> **Instruction**: Count lines holding the word "kind". Only the number is wanted.

(Stored data)
+++++

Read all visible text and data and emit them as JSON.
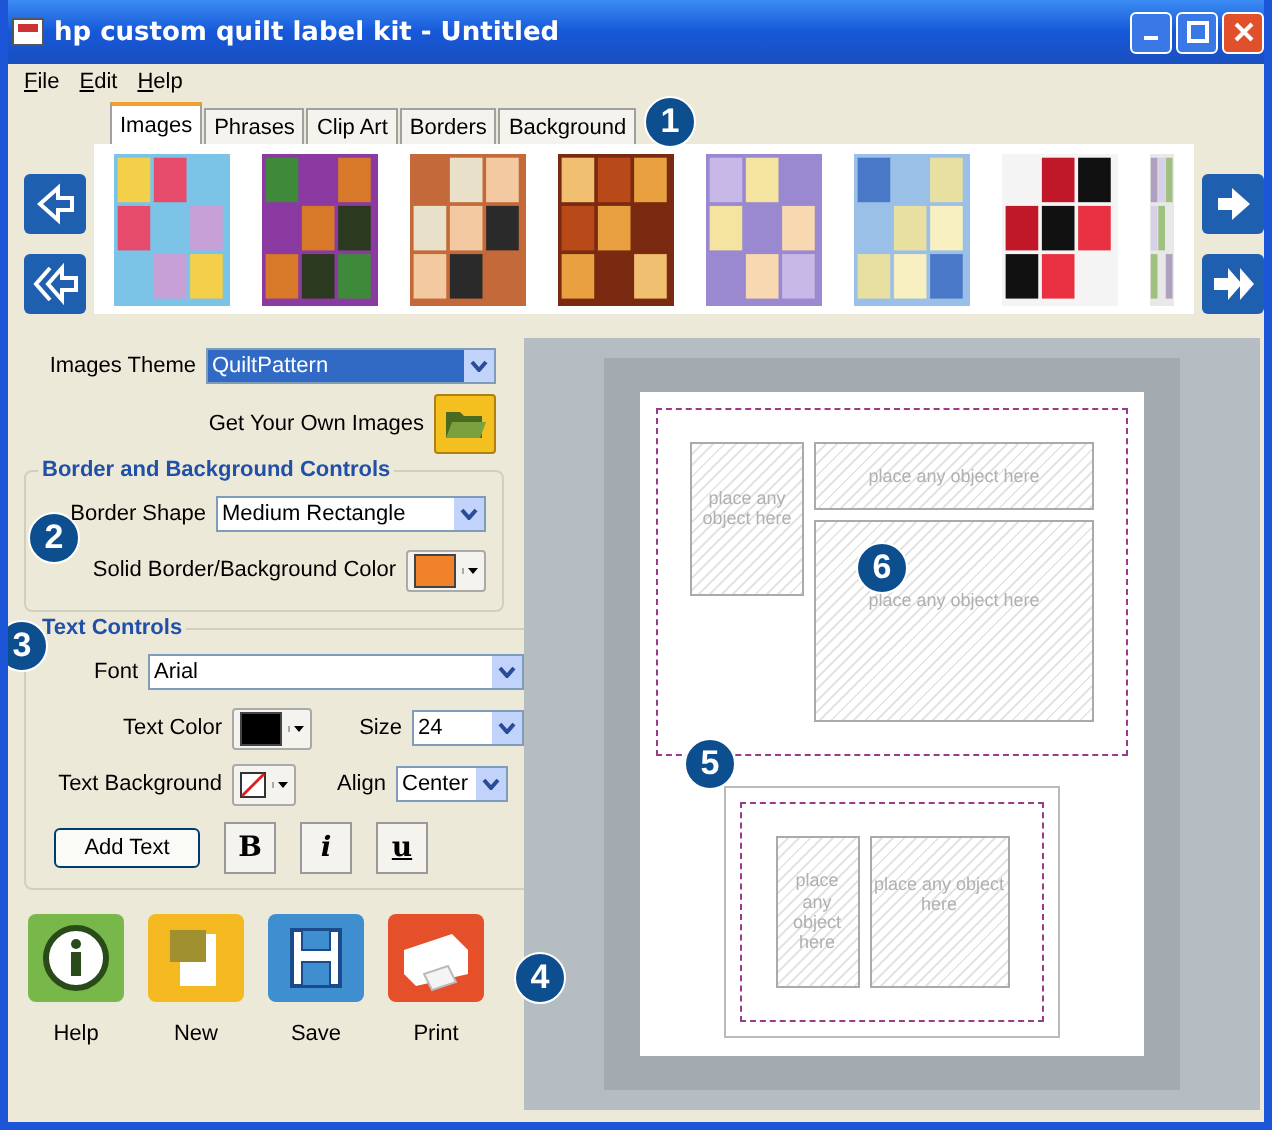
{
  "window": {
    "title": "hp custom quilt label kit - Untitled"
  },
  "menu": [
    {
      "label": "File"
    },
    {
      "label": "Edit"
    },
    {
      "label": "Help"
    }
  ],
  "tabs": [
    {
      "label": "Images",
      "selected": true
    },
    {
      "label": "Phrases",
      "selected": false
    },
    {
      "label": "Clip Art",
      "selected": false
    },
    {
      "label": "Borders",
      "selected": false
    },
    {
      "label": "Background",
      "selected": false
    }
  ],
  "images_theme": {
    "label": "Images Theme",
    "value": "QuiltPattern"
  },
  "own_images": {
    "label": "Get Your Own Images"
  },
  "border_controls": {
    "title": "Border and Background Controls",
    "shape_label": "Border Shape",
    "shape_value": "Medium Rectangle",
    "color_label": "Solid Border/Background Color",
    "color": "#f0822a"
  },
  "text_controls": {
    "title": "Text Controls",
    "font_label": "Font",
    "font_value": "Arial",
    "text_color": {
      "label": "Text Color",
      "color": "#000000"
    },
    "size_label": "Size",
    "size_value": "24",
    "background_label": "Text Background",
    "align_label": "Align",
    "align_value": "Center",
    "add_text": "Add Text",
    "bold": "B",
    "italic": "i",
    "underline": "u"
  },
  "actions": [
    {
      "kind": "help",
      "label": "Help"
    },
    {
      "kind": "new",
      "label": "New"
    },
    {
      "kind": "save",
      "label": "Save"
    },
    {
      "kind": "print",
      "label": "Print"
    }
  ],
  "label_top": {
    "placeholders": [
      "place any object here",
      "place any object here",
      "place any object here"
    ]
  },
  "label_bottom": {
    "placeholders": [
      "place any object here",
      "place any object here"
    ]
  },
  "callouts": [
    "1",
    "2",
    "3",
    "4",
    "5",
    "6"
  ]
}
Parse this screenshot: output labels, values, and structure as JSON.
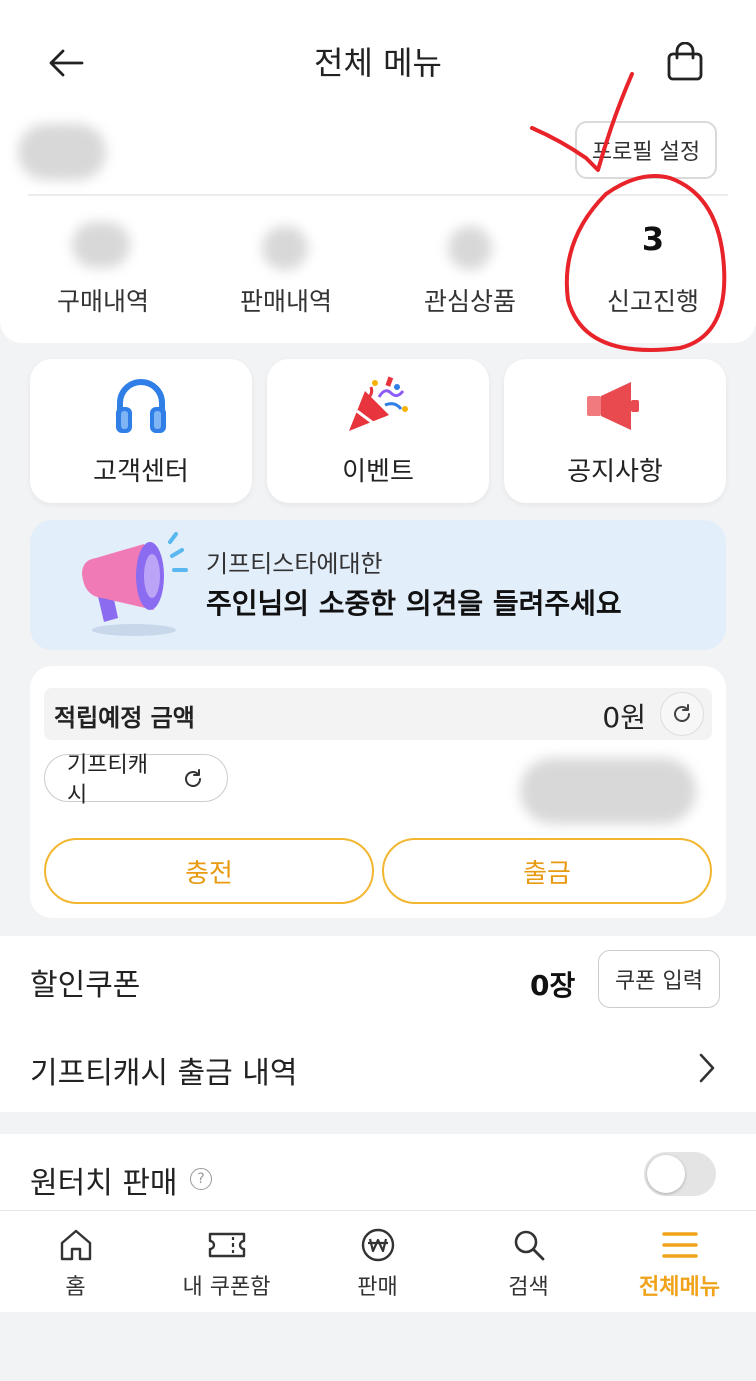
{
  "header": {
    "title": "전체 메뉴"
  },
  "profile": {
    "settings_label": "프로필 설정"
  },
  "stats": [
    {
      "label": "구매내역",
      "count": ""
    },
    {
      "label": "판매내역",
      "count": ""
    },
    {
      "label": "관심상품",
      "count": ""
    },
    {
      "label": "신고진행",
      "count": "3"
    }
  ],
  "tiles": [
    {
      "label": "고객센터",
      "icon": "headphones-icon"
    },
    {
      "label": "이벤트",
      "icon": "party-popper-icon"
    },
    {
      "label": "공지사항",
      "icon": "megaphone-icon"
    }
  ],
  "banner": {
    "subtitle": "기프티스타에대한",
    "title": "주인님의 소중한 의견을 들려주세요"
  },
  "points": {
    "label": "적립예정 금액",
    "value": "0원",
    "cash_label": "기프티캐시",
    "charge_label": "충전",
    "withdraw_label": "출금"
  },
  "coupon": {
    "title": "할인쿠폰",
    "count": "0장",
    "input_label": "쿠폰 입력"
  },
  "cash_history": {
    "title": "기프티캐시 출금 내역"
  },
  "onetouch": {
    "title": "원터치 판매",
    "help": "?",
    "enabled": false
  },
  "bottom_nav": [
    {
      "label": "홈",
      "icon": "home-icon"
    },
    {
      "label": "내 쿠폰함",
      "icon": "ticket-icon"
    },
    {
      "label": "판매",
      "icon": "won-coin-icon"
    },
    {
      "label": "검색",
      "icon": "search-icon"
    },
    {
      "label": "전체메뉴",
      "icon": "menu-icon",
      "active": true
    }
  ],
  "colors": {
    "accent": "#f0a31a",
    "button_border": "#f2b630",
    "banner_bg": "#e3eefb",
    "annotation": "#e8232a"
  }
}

+++++

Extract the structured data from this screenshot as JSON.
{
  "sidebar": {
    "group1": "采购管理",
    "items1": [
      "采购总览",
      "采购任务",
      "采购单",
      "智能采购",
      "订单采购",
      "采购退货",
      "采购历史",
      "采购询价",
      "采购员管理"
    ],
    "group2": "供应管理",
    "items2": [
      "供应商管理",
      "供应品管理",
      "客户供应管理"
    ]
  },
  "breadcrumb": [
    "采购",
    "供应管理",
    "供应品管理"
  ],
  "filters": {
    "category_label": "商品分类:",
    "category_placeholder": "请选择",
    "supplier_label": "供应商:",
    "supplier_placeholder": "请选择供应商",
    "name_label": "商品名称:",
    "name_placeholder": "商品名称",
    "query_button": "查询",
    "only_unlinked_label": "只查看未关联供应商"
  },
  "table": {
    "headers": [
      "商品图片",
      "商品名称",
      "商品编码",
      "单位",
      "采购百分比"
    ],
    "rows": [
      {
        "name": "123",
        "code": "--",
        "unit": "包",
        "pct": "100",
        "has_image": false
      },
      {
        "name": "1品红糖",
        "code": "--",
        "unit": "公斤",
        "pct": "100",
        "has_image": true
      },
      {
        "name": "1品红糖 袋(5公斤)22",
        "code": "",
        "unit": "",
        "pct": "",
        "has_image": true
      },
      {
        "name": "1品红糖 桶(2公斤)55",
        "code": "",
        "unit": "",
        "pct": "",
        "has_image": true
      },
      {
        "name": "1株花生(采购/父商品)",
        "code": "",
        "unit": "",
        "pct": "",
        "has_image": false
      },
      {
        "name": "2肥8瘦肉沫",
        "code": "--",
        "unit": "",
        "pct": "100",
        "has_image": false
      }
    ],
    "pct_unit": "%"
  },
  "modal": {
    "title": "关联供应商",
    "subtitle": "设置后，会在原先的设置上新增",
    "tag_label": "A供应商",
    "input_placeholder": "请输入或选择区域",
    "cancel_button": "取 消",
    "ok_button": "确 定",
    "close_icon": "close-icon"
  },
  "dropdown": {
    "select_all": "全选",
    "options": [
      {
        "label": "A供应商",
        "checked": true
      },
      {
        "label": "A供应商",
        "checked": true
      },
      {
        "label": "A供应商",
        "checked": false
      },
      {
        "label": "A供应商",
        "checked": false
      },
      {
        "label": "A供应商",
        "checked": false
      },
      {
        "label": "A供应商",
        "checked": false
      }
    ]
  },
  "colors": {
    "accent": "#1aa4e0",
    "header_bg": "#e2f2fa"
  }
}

+++++

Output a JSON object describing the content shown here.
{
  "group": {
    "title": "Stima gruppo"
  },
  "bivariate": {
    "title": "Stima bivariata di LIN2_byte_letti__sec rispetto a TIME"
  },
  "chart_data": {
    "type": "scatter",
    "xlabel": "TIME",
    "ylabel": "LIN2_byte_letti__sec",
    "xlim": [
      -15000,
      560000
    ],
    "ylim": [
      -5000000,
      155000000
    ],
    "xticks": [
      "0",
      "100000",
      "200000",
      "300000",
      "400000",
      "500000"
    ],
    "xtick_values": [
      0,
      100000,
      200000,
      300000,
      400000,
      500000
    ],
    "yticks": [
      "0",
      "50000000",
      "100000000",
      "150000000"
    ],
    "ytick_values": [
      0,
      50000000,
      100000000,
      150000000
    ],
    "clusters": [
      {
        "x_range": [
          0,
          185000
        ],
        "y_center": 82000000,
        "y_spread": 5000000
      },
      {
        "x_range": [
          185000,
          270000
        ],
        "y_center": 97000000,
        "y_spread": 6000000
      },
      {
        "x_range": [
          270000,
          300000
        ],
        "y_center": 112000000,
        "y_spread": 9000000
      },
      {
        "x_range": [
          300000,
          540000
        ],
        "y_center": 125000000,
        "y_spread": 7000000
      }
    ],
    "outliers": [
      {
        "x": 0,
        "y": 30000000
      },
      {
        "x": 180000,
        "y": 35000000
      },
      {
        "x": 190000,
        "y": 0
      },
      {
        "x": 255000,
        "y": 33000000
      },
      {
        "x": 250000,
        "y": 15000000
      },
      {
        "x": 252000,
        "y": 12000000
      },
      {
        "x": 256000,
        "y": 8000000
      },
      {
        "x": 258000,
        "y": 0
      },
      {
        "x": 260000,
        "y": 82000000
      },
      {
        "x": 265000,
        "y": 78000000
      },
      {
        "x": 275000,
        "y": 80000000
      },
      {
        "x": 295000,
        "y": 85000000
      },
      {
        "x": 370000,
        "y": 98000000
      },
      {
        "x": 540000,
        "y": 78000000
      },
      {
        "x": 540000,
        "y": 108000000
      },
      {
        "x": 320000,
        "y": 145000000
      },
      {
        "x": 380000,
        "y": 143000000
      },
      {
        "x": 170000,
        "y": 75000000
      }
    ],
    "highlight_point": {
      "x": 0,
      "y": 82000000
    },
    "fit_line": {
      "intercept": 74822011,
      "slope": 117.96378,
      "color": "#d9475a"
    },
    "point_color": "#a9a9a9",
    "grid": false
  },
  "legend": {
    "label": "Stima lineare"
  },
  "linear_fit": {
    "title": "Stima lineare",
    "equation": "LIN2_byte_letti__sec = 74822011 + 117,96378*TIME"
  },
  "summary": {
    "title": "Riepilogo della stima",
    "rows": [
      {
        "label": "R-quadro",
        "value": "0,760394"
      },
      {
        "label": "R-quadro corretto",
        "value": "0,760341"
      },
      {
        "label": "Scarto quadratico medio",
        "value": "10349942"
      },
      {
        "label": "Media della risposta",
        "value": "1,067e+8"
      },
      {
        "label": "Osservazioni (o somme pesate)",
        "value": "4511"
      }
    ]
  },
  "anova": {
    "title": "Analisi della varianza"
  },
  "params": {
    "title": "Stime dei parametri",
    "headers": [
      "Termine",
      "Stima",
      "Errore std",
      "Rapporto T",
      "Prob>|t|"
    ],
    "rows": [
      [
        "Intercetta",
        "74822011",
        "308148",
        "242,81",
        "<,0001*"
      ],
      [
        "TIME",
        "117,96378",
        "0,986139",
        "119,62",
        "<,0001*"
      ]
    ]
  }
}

+++++

> **Reply to the exercise**: 4